** START OF Provided data **
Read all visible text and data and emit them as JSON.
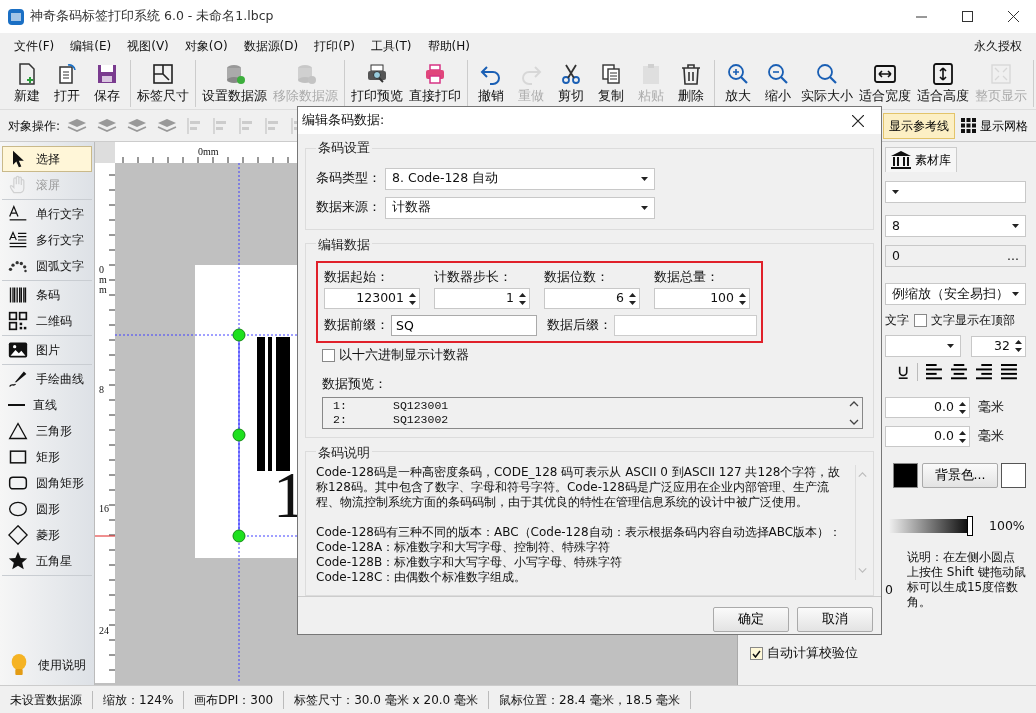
{
  "window": {
    "title": "神奇条码标签打印系统 6.0 - 未命名1.lbcp"
  },
  "menu": [
    "文件(F)",
    "编辑(E)",
    "视图(V)",
    "对象(O)",
    "数据源(D)",
    "打印(P)",
    "工具(T)",
    "帮助(H)"
  ],
  "license": "永久授权",
  "toolbar": [
    [
      {
        "label": "新建",
        "kind": "new",
        "disabled": false
      },
      {
        "label": "打开",
        "kind": "open",
        "disabled": false
      },
      {
        "label": "保存",
        "kind": "save",
        "disabled": false
      }
    ],
    [
      {
        "label": "标签尺寸",
        "kind": "size",
        "disabled": false
      }
    ],
    [
      {
        "label": "设置数据源",
        "kind": "db",
        "disabled": false
      },
      {
        "label": "移除数据源",
        "kind": "db",
        "disabled": true
      }
    ],
    [
      {
        "label": "打印预览",
        "kind": "preview",
        "disabled": false
      },
      {
        "label": "直接打印",
        "kind": "print",
        "disabled": false
      }
    ],
    [
      {
        "label": "撤销",
        "kind": "undo",
        "disabled": false
      },
      {
        "label": "重做",
        "kind": "redo",
        "disabled": true
      },
      {
        "label": "剪切",
        "kind": "cut",
        "disabled": false
      },
      {
        "label": "复制",
        "kind": "copy",
        "disabled": false
      },
      {
        "label": "粘贴",
        "kind": "paste",
        "disabled": true
      },
      {
        "label": "删除",
        "kind": "trash",
        "disabled": false
      }
    ],
    [
      {
        "label": "放大",
        "kind": "zoomin",
        "disabled": false
      },
      {
        "label": "缩小",
        "kind": "zoomout",
        "disabled": false
      },
      {
        "label": "实际大小",
        "kind": "zoom",
        "disabled": false
      },
      {
        "label": "适合宽度",
        "kind": "fitw",
        "disabled": false
      },
      {
        "label": "适合高度",
        "kind": "fith",
        "disabled": false
      },
      {
        "label": "整页显示",
        "kind": "fitp",
        "disabled": true
      }
    ]
  ],
  "object_bar": {
    "label": "对象操作:",
    "toggles": [
      {
        "label": "显示参考线",
        "selected": true
      },
      {
        "label": "显示网格",
        "selected": false
      }
    ]
  },
  "tool_groups": [
    [
      {
        "label": "选择",
        "kind": "pointer",
        "selected": true,
        "disabled": false
      },
      {
        "label": "滚屏",
        "kind": "hand",
        "selected": false,
        "disabled": true
      }
    ],
    [
      {
        "label": "单行文字",
        "kind": "text",
        "selected": false,
        "disabled": false
      },
      {
        "label": "多行文字",
        "kind": "mtext",
        "selected": false,
        "disabled": false
      },
      {
        "label": "圆弧文字",
        "kind": "arc",
        "selected": false,
        "disabled": false
      }
    ],
    [
      {
        "label": "条码",
        "kind": "barcode",
        "selected": false,
        "disabled": false
      },
      {
        "label": "二维码",
        "kind": "qr",
        "selected": false,
        "disabled": false
      }
    ],
    [
      {
        "label": "图片",
        "kind": "image",
        "selected": false,
        "disabled": false
      }
    ],
    [
      {
        "label": "手绘曲线",
        "kind": "pen",
        "selected": false,
        "disabled": false
      },
      {
        "label": "直线",
        "kind": "line",
        "selected": false,
        "disabled": false
      },
      {
        "label": "三角形",
        "kind": "tri",
        "selected": false,
        "disabled": false
      },
      {
        "label": "矩形",
        "kind": "rect",
        "selected": false,
        "disabled": false
      },
      {
        "label": "圆角矩形",
        "kind": "rrect",
        "selected": false,
        "disabled": false
      },
      {
        "label": "圆形",
        "kind": "ellipse",
        "selected": false,
        "disabled": false
      },
      {
        "label": "菱形",
        "kind": "diamond",
        "selected": false,
        "disabled": false
      },
      {
        "label": "五角星",
        "kind": "star",
        "selected": false,
        "disabled": false
      }
    ]
  ],
  "help": "使用说明",
  "canvas": {
    "top_ruler": "0mm",
    "left_ruler": [
      "0mm",
      "8",
      "16",
      "24"
    ],
    "barcode_digit": "1"
  },
  "right_panel": {
    "tab": "素材库",
    "size_select": "8",
    "data_field": "0",
    "browse_button": "...",
    "scale_select": "例缩放（安全易扫）",
    "text_option": "文字",
    "top_text": {
      "label": "文字显示在顶部",
      "checked": false
    },
    "font_size": "32",
    "offsets": [
      {
        "value": "0.0",
        "unit": "毫米"
      },
      {
        "value": "0.0",
        "unit": "毫米"
      }
    ],
    "bg_button": "背景色...",
    "opacity": {
      "level": 1,
      "reading": "100%"
    },
    "angle_fragment": "0",
    "note": "说明：在左侧小圆点上按住 Shift 键拖动鼠标可以生成15度倍数角。",
    "checksum": {
      "label": "自动计算校验位",
      "checked": true
    }
  },
  "dialog": {
    "title": "编辑条码数据:",
    "settings": {
      "title": "条码设置",
      "fields": [
        {
          "label": "条码类型：",
          "value": "8. Code-128 自动"
        },
        {
          "label": "数据来源：",
          "value": "计数器"
        }
      ]
    },
    "edit": {
      "title": "编辑数据",
      "spins": [
        {
          "label": "数据起始：",
          "value": "123001"
        },
        {
          "label": "计数器步长：",
          "value": "1"
        },
        {
          "label": "数据位数：",
          "value": "6"
        },
        {
          "label": "数据总量：",
          "value": "100"
        }
      ],
      "prefix": {
        "label": "数据前缀：",
        "value": "SQ"
      },
      "suffix": {
        "label": "数据后缀："
      },
      "hex": {
        "label": "以十六进制显示计数器",
        "checked": false
      },
      "preview_label": "数据预览：",
      "preview": [
        {
          "index": "1:",
          "value": "SQ123001"
        },
        {
          "index": "2:",
          "value": "SQ123002"
        }
      ]
    },
    "description": {
      "title": "条码说明",
      "lines": [
        "Code-128码是一种高密度条码，CODE_128 码可表示从 ASCII 0 到ASCII 127 共128个字符，故称128码。其中包含了数字、字母和符号字符。Code-128码是广泛应用在企业内部管理、生产流程、物流控制系统方面的条码码制，由于其优良的特性在管理信息系统的设计中被广泛使用。",
        "Code-128码有三种不同的版本：ABC（Code-128自动：表示根据条码内容自动选择ABC版本）：",
        "Code-128A：标准数字和大写字母、控制符、特殊字符",
        "Code-128B：标准数字和大写字母、小写字母、特殊字符",
        "Code-128C：由偶数个标准数字组成。"
      ]
    },
    "buttons": [
      "确定",
      "取消"
    ]
  },
  "status_bar": [
    "未设置数据源",
    "缩放：124%",
    "画布DPI：300",
    "标签尺寸：30.0 毫米 x 20.0 毫米",
    "鼠标位置：28.4 毫米，18.5 毫米"
  ]
}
** END OF Provided data **
Goal
Scan the listing above and identify each line holding the string "特殊字符"; copy every such line.

Result of this task
        "Code-128A：标准数字和大写字母、控制符、特殊字符",
        "Code-128B：标准数字和大写字母、小写字母、特殊字符",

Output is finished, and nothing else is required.